Gather from the listing below each line that includes the word "text", and copy it.

START

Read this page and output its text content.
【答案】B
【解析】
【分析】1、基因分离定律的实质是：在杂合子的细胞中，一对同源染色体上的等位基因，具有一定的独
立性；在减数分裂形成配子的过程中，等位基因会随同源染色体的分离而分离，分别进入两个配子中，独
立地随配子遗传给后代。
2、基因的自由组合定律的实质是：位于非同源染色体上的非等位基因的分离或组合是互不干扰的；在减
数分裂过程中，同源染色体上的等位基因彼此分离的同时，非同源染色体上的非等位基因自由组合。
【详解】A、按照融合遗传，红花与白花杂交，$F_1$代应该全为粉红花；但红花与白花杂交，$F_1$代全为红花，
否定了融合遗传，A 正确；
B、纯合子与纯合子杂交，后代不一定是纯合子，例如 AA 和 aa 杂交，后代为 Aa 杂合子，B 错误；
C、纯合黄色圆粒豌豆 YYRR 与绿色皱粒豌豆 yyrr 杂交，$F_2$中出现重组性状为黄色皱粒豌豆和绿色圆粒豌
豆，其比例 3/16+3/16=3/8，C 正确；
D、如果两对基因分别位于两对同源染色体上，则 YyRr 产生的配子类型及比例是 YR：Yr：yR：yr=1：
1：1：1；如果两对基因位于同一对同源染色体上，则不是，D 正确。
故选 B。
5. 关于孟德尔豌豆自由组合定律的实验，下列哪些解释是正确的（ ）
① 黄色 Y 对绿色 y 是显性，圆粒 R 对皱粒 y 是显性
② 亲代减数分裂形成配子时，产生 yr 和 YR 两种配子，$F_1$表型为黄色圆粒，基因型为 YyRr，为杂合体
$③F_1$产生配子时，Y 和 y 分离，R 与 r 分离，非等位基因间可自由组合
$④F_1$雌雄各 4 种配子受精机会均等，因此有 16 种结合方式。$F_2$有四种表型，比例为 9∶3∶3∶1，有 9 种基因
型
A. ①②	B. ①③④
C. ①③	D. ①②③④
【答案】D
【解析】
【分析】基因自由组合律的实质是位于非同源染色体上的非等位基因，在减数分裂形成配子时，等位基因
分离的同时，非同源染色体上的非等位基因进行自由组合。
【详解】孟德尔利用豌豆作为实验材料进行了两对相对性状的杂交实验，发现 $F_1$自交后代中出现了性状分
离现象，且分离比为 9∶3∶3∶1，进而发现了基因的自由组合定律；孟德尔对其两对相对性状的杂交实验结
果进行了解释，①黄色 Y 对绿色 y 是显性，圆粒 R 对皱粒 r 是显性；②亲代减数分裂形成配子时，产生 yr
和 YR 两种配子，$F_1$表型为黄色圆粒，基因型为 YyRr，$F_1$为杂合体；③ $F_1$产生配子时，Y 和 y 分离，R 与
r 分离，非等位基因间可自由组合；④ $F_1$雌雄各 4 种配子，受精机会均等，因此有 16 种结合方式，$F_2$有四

END
START

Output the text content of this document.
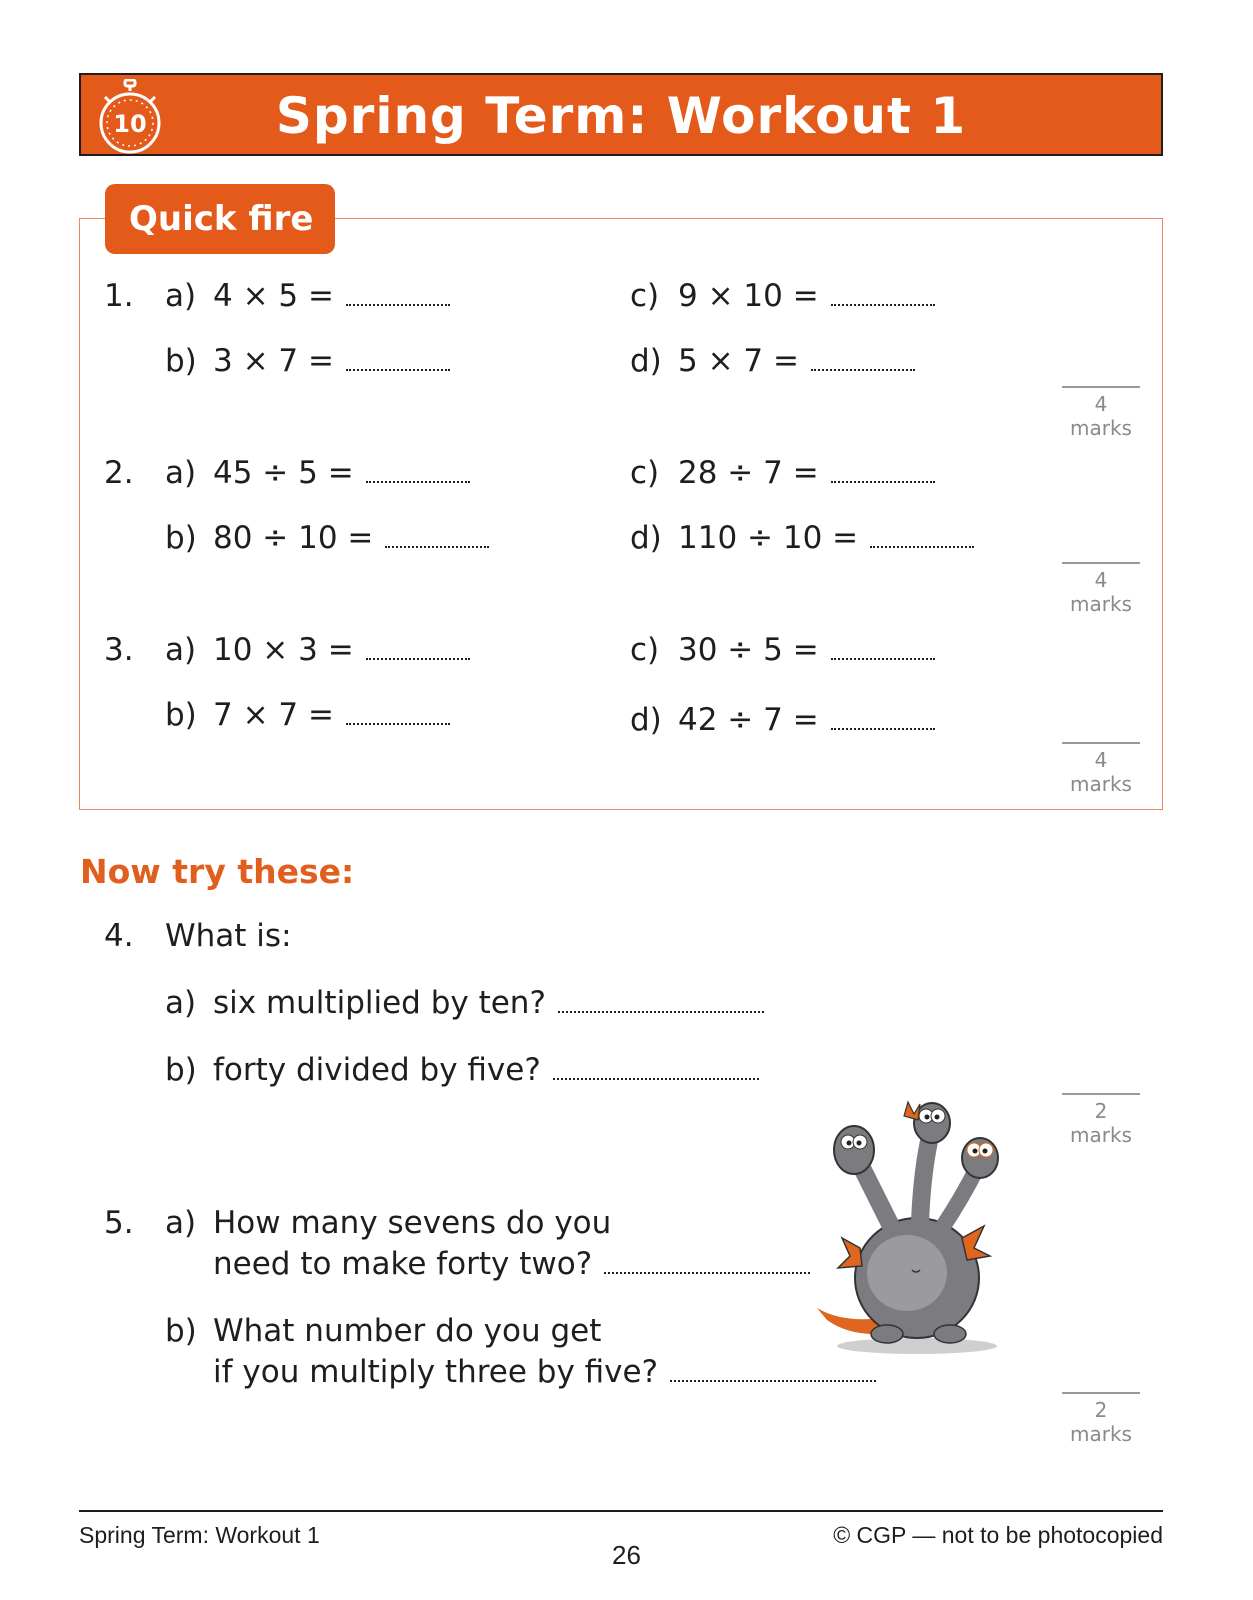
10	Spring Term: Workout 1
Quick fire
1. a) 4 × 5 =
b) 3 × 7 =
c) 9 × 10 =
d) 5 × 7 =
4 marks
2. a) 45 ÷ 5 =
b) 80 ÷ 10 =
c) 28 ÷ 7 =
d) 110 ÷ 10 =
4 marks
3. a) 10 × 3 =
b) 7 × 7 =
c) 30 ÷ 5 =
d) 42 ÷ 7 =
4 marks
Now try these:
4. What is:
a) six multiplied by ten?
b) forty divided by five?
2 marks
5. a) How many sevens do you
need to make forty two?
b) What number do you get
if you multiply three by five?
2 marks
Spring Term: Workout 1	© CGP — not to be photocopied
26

END

:: The completed task ::
Read this page and output its text content.
Output the text content of this document.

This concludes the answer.